■ TRECHO DO TEXTO
▶

Por Breno Motta |
Acidente. Aceleramento. Arraso. Assédio. Abuso. Atravessamento. Agressão. Atordoamento. Atabalhoamento. São tantos atropelos. Um acidente na trajetória de uma criança de nove anos de idade. Que nem sabia ainda o que era a palavra masturbação, o atrito entre suas mãos e seu órgão sexual, a fricção, o contato. E é sobre um corpo friccionado precocemente do que se trata o espetáculo “Fricção”. A trajetória de tantos corpos que foram atravessados. Milhares de meninos e meninas assediados por ano em nosso país. E que se tornam, por vezes, solitários. Perdem a fala. A capacidade de socialização. Ou se tornam agressivas. Ou sexualizadas antes do tempo. Como olhar para esses corpos? Como cuidá-los? Como enxergá-los e entendê-los?
“Fricção” é um projeto que existe desde 2011 e, depois de anos de lapidação, surge a partir desses questionamentos. E do olhar para a minha própria história, para o início de uma puberdade cheia de culpa e segredo. Que mexeu com hormônios de um ano para o outro e deixou cicatrizes que foram abertas tempos depois, aos 32 anos. Uma colega de profissão me disse, sem muito tato, que não entendia o por quê de eu realizar um trabalho solo ainda tão jovem, que isso soava egoísta. Minha garganta secou, mas a resposta também veio seca: “Não é uma questão de tempo ou de satisfação. É uma necessidade.” E eu acredito nos trabalhos que são necessários. Os projetos que RECLAMAM. E só na vida adulta, através de uma peça de teatro, esta reclamação veio à tona.

◀

■ OBJETIVO
Prossiga o relato sobre o espetáculo “Fricção” a partir de sua última frase.

Itens armazenados de uma coleção:
▶

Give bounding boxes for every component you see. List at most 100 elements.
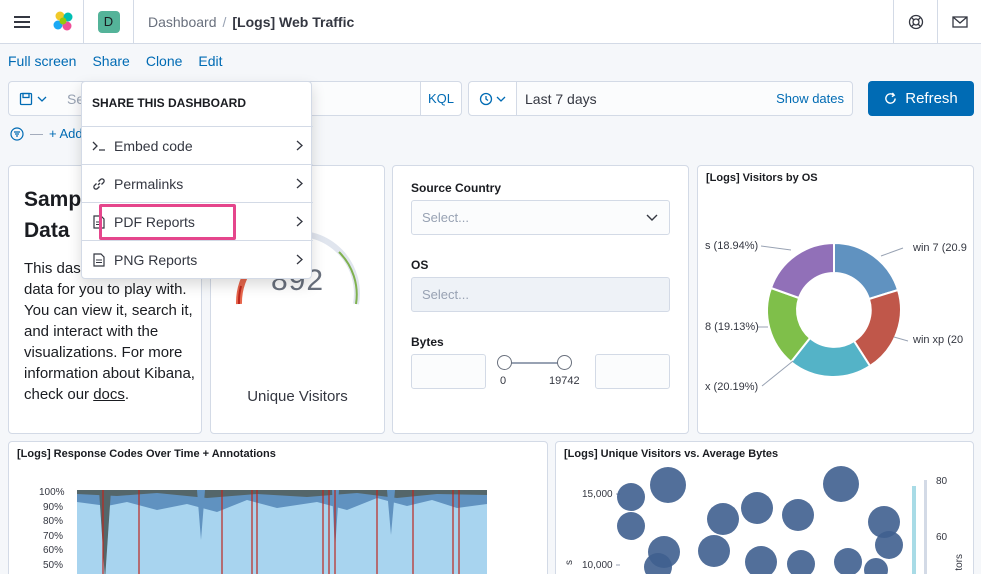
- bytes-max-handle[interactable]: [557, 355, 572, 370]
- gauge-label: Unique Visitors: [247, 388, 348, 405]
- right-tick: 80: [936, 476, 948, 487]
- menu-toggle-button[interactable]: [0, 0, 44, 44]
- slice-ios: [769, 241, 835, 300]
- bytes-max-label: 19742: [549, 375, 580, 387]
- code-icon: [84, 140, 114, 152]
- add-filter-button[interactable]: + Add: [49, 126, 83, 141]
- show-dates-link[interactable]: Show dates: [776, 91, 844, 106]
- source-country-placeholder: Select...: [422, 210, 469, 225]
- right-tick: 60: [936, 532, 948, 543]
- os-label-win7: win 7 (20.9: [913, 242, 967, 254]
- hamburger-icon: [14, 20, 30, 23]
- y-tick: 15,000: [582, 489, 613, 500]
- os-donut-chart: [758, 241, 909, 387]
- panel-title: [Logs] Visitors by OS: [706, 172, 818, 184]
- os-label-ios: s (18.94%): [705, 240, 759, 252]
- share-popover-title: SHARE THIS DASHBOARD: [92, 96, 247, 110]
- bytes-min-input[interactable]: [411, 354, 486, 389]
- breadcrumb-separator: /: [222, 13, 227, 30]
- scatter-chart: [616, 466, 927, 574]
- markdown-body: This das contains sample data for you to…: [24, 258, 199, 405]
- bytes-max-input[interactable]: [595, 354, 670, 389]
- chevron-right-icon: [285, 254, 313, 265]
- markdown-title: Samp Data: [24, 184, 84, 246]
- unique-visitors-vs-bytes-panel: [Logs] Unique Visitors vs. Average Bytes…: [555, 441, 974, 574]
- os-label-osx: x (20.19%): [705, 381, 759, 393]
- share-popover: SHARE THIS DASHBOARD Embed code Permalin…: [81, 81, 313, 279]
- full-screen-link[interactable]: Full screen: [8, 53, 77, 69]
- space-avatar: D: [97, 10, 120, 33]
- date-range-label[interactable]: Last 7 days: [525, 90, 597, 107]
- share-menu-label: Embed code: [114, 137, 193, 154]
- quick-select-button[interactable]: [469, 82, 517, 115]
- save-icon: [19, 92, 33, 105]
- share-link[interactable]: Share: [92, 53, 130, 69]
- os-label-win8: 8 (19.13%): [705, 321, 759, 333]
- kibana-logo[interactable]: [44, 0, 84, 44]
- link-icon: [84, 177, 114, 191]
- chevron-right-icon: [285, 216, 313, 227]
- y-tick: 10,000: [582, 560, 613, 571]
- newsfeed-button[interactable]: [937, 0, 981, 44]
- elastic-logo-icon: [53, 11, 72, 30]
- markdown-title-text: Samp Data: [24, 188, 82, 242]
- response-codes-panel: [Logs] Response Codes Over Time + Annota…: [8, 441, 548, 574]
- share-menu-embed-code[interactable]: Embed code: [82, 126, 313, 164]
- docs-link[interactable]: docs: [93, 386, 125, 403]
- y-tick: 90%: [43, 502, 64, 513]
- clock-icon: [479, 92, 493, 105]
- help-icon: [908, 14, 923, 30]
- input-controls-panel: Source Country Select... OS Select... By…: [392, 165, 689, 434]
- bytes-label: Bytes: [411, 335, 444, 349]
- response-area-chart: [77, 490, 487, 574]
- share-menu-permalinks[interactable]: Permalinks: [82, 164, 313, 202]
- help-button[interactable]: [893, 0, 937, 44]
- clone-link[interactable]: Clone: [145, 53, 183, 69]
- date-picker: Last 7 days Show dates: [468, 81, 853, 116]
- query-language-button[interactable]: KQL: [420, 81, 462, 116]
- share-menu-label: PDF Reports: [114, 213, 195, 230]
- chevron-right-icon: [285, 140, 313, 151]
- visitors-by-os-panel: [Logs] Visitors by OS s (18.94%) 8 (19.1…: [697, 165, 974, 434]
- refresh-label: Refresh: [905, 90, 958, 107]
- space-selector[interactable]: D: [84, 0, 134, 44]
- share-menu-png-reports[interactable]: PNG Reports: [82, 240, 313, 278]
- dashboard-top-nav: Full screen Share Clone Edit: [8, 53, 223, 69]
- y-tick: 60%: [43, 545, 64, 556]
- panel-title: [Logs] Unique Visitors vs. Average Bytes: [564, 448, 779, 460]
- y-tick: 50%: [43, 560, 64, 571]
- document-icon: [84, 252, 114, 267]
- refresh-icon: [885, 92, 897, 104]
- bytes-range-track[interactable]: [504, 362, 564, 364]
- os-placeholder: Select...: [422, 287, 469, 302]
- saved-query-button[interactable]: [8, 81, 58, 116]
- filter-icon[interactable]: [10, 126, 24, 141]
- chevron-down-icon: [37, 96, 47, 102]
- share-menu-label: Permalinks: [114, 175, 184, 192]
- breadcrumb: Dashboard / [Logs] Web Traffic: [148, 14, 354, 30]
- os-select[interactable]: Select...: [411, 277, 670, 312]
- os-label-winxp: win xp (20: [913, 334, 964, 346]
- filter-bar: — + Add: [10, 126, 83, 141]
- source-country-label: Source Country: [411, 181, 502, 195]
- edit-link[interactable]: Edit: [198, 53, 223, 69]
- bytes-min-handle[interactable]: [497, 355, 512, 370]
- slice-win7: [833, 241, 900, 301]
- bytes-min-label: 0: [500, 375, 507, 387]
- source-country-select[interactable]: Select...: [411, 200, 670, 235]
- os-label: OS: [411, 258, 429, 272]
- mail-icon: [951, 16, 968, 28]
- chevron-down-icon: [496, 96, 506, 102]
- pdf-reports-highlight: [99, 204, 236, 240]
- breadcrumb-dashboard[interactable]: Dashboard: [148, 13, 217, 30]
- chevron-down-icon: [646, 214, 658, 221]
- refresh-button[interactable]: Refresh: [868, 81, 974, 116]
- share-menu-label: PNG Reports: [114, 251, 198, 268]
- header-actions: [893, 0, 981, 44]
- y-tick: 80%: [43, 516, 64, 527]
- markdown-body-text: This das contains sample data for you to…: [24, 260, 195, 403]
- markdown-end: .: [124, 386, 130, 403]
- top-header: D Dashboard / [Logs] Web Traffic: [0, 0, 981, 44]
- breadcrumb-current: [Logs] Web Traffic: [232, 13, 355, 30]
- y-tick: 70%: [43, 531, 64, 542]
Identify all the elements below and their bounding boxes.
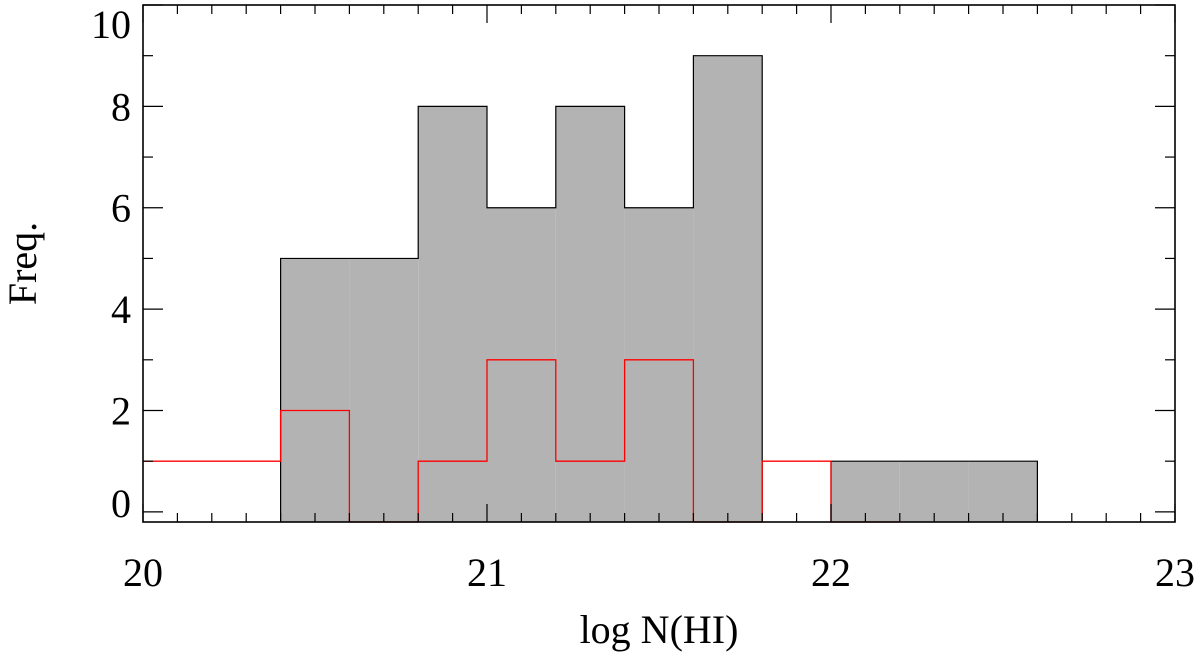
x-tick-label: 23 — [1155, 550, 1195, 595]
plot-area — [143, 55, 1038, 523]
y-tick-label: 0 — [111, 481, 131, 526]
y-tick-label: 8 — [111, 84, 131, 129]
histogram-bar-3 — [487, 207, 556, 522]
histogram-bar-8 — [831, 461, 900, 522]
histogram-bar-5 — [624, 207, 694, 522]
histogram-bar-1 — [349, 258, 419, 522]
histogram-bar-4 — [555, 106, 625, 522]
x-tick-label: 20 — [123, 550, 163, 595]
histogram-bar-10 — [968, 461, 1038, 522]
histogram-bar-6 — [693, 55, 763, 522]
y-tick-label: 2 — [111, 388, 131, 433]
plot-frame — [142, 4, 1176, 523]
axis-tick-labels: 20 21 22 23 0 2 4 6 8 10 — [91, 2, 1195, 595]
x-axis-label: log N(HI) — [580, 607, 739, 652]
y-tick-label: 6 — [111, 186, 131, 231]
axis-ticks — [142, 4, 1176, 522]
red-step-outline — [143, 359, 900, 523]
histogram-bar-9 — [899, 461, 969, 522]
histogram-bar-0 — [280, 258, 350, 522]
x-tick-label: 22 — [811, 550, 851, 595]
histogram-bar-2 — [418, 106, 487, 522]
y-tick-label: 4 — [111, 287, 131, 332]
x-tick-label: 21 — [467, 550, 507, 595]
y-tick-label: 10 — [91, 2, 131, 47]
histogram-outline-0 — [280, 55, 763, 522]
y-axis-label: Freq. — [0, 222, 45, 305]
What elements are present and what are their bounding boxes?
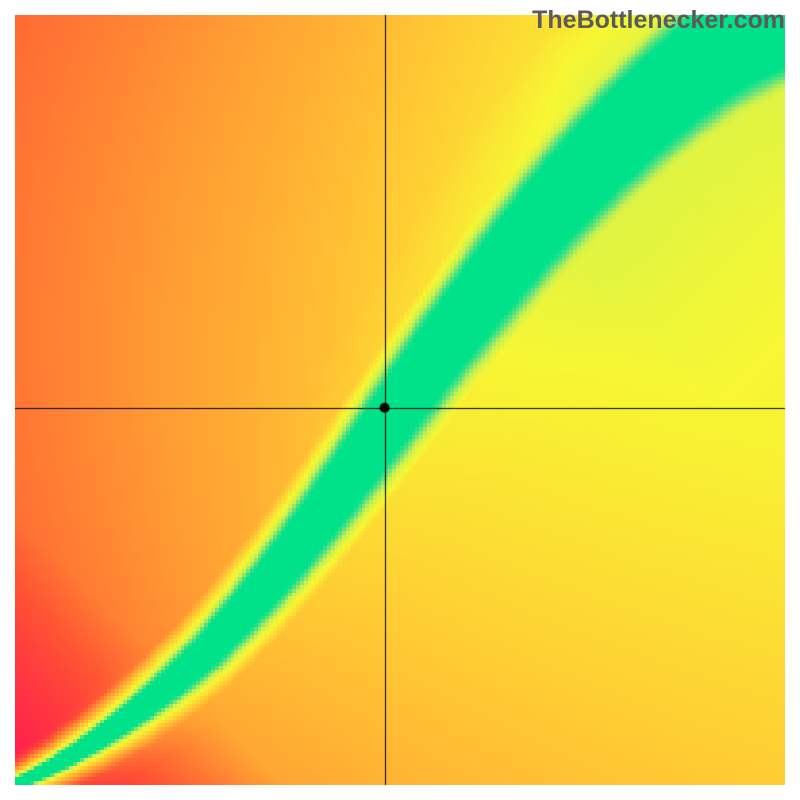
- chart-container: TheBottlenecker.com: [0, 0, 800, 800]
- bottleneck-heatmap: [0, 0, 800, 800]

◀

■ RESPOSTA
O texto nasceu quando olhei para trás e me lembrei. De uma amiga da escola assediada por seu tio. Dos meninos do meu bairro abusados por homens ou garotos mais velhos. De uma menina de 8 anos de idade, de Vitória, que, no ano de 1973, foi sequestrada, violentada e cruelmente assassinada por um grupo de jovens de classe média alta da capital do estado do Espírito Santo. Revi histórias em minhas pesquisas, e também obras como “Festa de Família”, “O Funeral” e “A Caça”, de Thomas Vinterberg, e tudo isso me fez trabalhar a escrita de forma muito íntima.
E de um processo solitário da escrita, outras mãos começaram a tocar este projeto. Quatorze pessoas envolvidas na equipe. Dezesseis mil denúncias de violência sexual contra vulneráveis em 2016. Trezentas e cinquenta mil crianças e adolescentes assediados anualmente envolvidos. Era um projeto pessoal, sim, mas também universal. Exatamente onde a diretora do espetáculo, Morena Cattoni, e eu gostaríamos de chegar. Na universalidade. Porque é autoral, é sobre a trajetória do meu corpo, mas, ao mesmo tempo, sobre tantos outros corpos transformados bruscamente, apressadamente, sem cuidado.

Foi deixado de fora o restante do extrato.